(AIM) Print all records exactly, leaving nothing out.

(DATA FOR THIS TASK)
--- --- ---
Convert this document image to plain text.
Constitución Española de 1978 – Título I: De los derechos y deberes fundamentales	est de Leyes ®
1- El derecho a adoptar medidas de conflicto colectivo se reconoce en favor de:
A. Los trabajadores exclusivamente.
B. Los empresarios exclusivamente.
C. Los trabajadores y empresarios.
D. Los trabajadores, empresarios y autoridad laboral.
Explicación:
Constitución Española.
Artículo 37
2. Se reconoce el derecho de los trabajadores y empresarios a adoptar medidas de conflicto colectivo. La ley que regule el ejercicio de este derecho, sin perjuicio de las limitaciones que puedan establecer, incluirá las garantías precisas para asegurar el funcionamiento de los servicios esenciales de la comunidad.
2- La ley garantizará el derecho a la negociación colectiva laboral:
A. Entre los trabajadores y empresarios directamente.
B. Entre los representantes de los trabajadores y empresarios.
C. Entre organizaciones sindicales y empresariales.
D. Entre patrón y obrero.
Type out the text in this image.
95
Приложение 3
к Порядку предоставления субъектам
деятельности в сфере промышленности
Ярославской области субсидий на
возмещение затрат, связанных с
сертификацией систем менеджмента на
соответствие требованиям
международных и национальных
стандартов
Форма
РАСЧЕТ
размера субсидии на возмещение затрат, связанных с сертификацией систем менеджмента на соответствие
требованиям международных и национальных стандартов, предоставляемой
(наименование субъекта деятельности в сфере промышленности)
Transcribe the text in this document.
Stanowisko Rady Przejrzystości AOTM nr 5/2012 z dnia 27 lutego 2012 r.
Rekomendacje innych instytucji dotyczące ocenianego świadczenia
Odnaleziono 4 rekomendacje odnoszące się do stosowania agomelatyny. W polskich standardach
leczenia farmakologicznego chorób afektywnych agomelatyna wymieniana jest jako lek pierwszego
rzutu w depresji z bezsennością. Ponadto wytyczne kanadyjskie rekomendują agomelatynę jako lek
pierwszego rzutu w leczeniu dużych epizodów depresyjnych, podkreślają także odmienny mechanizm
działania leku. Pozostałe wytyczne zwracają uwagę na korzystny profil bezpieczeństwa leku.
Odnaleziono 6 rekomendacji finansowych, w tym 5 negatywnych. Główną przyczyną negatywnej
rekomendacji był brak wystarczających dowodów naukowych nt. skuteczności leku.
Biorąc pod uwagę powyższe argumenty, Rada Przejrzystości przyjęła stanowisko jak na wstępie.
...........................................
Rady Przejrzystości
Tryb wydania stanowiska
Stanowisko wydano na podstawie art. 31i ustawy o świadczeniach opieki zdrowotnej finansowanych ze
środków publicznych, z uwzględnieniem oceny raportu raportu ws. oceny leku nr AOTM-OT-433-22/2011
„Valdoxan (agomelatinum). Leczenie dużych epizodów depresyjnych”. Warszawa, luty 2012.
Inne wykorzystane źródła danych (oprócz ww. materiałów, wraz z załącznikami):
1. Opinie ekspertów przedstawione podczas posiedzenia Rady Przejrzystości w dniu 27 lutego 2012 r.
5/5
--- --- ---
(EXERCISE ANSWER)
Convert this document image to plain text.
Constitución Española de 1978 – Título I: De los derechos y deberes fundamentales	est de Leyes ®
1- El derecho a adoptar medidas de conflicto colectivo se reconoce en favor de:
A. Los trabajadores exclusivamente.
B. Los empresarios exclusivamente.
C. Los trabajadores y empresarios.
D. Los trabajadores, empresarios y autoridad laboral.
Explicación:
Constitución Española.
Artículo 37
2. Se reconoce el derecho de los trabajadores y empresarios a adoptar medidas de conflicto colectivo. La ley que regule el ejercicio de este derecho, sin perjuicio de las limitaciones que puedan establecer, incluirá las garantías precisas para asegurar el funcionamiento de los servicios esenciales de la comunidad.
2- La ley garantizará el derecho a la negociación colectiva laboral:
A. Entre los trabajadores y empresarios directamente.
B. Entre los representantes de los trabajadores y empresarios.
C. Entre organizaciones sindicales y empresariales.
D. Entre patrón y obrero.
Type out the text in this image.
95
Приложение 3
к Порядку предоставления субъектам
деятельности в сфере промышленности
Ярославской области субсидий на
возмещение затрат, связанных с
сертификацией систем менеджмента на
соответствие требованиям
международных и национальных
стандартов
Форма
РАСЧЕТ
размера субсидии на возмещение затрат, связанных с сертификацией систем менеджмента на соответствие
требованиям международных и национальных стандартов, предоставляемой
(наименование субъекта деятельности в сфере промышленности)
Transcribe the text in this document.
Stanowisko Rady Przejrzystości AOTM nr 5/2012 z dnia 27 lutego 2012 r.
Rekomendacje innych instytucji dotyczące ocenianego świadczenia
Odnaleziono 4 rekomendacje odnoszące się do stosowania agomelatyny. W polskich standardach
leczenia farmakologicznego chorób afektywnych agomelatyna wymieniana jest jako lek pierwszego
rzutu w depresji z bezsennością. Ponadto wytyczne kanadyjskie rekomendują agomelatynę jako lek
pierwszego rzutu w leczeniu dużych epizodów depresyjnych, podkreślają także odmienny mechanizm
działania leku. Pozostałe wytyczne zwracają uwagę na korzystny profil bezpieczeństwa leku.
Odnaleziono 6 rekomendacji finansowych, w tym 5 negatywnych. Główną przyczyną negatywnej
rekomendacji był brak wystarczających dowodów naukowych nt. skuteczności leku.
Biorąc pod uwagę powyższe argumenty, Rada Przejrzystości przyjęła stanowisko jak na wstępie.
...........................................
Rady Przejrzystości
Tryb wydania stanowiska
Stanowisko wydano na podstawie art. 31i ustawy o świadczeniach opieki zdrowotnej finansowanych ze
środków publicznych, z uwzględnieniem oceny raportu raportu ws. oceny leku nr AOTM-OT-433-22/2011
„Valdoxan (agomelatinum). Leczenie dużych epizodów depresyjnych”. Warszawa, luty 2012.
Inne wykorzystane źródła danych (oprócz ww. materiałów, wraz z załącznikami):
1. Opinie ekspertów przedstawione podczas posiedzenia Rady Przejrzystości w dniu 27 lutego 2012 r.
5/5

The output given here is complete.